***** Input material
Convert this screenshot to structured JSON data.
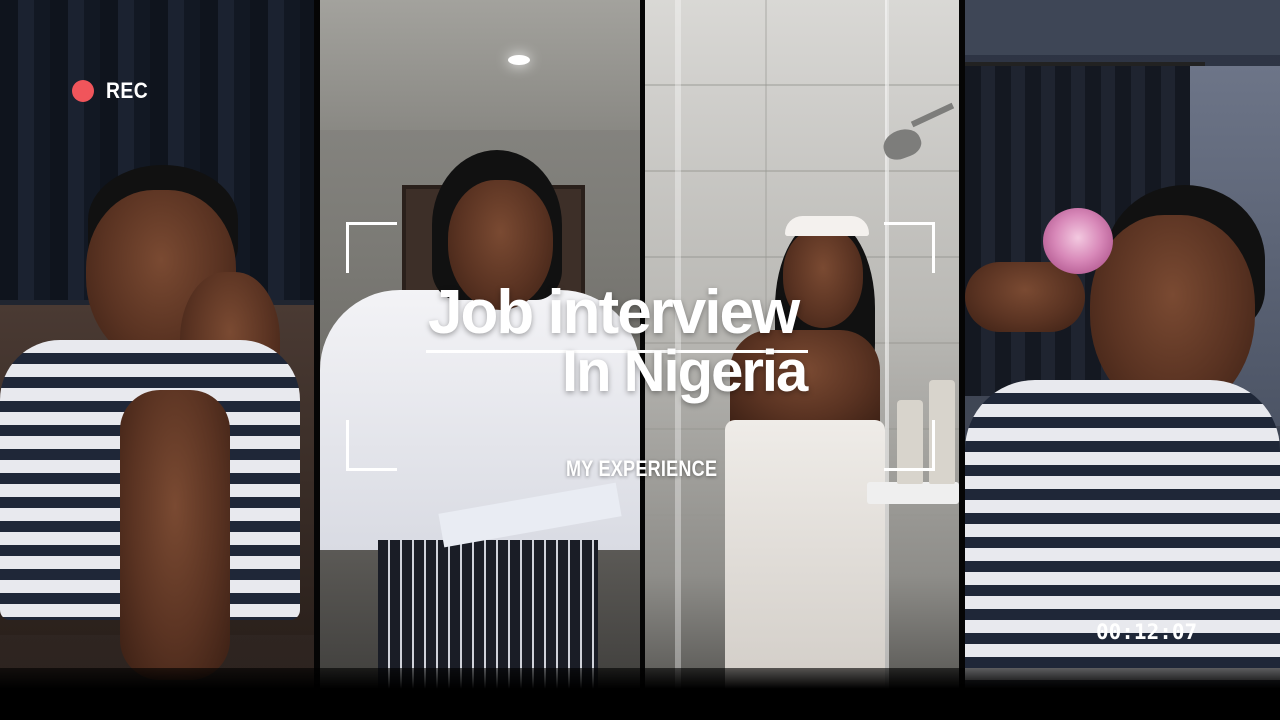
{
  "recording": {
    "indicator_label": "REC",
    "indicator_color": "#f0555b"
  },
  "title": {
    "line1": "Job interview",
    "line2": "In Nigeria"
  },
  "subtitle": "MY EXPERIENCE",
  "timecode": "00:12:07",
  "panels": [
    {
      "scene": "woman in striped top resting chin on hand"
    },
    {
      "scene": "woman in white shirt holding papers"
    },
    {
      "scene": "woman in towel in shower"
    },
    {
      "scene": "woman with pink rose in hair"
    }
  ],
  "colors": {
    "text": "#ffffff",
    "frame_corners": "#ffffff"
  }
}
**********
***** Input material
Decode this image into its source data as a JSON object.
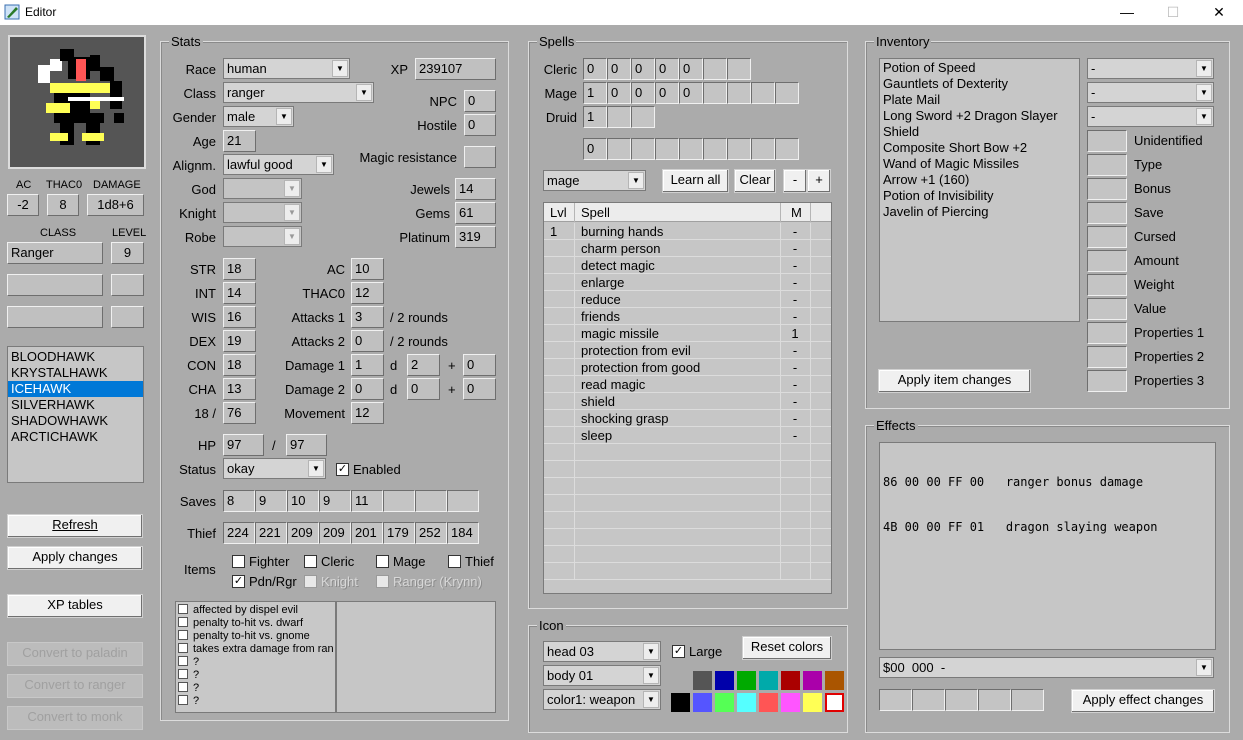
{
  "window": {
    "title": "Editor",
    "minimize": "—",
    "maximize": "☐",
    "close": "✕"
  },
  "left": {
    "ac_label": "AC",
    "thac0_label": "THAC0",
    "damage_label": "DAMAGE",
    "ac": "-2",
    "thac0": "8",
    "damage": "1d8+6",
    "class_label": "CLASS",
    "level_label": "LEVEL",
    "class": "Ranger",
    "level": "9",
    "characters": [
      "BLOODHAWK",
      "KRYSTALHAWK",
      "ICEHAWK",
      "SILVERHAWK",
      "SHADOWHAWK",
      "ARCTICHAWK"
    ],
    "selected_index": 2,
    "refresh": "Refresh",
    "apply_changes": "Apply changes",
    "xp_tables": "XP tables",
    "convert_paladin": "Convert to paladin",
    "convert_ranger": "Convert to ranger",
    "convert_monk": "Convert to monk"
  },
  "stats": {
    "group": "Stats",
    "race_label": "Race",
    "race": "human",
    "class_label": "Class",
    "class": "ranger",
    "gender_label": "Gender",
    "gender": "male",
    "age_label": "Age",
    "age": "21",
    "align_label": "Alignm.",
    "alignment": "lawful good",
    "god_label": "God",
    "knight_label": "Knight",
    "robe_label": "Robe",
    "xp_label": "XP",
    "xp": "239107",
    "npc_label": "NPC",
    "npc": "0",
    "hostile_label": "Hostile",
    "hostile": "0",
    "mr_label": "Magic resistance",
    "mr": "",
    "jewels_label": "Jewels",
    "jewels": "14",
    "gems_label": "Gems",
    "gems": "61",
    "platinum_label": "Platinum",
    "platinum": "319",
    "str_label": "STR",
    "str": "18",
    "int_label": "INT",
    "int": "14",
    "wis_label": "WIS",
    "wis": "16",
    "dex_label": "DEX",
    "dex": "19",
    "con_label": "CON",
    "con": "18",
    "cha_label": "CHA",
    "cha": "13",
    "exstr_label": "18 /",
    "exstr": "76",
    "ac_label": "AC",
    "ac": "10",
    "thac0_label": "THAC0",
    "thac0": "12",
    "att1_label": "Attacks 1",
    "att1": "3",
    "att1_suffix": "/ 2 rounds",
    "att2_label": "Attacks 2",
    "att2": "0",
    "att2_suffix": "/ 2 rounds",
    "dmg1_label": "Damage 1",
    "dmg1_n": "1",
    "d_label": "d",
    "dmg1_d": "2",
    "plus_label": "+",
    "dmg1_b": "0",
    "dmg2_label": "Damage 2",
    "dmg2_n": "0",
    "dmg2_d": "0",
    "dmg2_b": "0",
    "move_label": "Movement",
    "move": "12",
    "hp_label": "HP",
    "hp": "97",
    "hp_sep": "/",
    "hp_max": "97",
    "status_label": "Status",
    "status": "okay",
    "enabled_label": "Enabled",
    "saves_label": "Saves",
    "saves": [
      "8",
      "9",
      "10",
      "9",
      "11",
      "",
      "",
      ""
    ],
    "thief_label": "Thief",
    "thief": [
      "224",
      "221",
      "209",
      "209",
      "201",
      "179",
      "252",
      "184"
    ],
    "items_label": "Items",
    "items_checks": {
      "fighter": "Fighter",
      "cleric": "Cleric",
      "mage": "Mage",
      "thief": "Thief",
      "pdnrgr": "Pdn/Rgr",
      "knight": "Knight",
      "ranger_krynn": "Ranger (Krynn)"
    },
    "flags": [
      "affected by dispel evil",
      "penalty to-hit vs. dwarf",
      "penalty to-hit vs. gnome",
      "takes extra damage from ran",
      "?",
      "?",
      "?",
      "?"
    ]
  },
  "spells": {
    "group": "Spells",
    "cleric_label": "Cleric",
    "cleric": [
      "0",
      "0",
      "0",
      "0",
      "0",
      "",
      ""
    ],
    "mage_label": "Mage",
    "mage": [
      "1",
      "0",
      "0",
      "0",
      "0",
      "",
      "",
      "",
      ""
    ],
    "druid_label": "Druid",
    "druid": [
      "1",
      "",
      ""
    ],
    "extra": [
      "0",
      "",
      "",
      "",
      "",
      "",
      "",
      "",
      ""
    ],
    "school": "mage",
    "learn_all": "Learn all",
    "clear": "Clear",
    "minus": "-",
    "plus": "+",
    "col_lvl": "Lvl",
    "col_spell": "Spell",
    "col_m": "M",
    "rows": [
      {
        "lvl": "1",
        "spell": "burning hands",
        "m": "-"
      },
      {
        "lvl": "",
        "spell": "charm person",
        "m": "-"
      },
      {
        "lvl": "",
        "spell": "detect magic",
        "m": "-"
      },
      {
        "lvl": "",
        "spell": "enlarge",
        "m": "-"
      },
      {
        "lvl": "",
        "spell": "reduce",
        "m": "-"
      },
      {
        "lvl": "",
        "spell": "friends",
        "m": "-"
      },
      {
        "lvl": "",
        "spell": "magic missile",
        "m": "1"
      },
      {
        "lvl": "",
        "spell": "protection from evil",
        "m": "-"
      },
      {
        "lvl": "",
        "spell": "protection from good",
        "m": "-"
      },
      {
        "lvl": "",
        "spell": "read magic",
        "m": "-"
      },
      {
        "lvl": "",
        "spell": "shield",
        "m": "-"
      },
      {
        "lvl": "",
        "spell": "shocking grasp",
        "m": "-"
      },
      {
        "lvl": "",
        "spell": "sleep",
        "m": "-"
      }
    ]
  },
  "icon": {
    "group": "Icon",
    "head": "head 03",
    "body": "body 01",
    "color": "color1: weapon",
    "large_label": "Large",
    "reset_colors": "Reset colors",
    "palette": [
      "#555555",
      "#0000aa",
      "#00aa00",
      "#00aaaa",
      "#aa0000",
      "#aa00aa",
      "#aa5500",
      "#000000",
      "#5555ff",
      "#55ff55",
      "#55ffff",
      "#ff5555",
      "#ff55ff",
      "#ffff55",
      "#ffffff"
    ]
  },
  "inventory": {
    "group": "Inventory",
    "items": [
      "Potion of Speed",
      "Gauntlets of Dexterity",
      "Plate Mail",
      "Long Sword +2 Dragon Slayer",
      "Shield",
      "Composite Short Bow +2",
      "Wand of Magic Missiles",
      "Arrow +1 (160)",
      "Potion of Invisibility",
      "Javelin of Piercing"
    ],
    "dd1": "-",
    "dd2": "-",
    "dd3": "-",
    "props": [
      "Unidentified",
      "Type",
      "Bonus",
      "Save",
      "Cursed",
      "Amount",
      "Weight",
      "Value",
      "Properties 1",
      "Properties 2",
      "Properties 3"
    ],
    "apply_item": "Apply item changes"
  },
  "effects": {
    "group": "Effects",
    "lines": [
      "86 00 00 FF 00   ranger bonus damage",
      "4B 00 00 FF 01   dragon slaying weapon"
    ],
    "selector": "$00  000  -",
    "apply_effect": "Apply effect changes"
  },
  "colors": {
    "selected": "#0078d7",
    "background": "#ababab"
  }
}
**********
■ **Given exercise**
Check each line above for the string "woman", then copy the ones that have it.

■ **Task solution**
      "scene": "woman in striped top resting chin on hand"
      "scene": "woman in white shirt holding papers"
      "scene": "woman in towel in shower"
      "scene": "woman with pink rose in hair"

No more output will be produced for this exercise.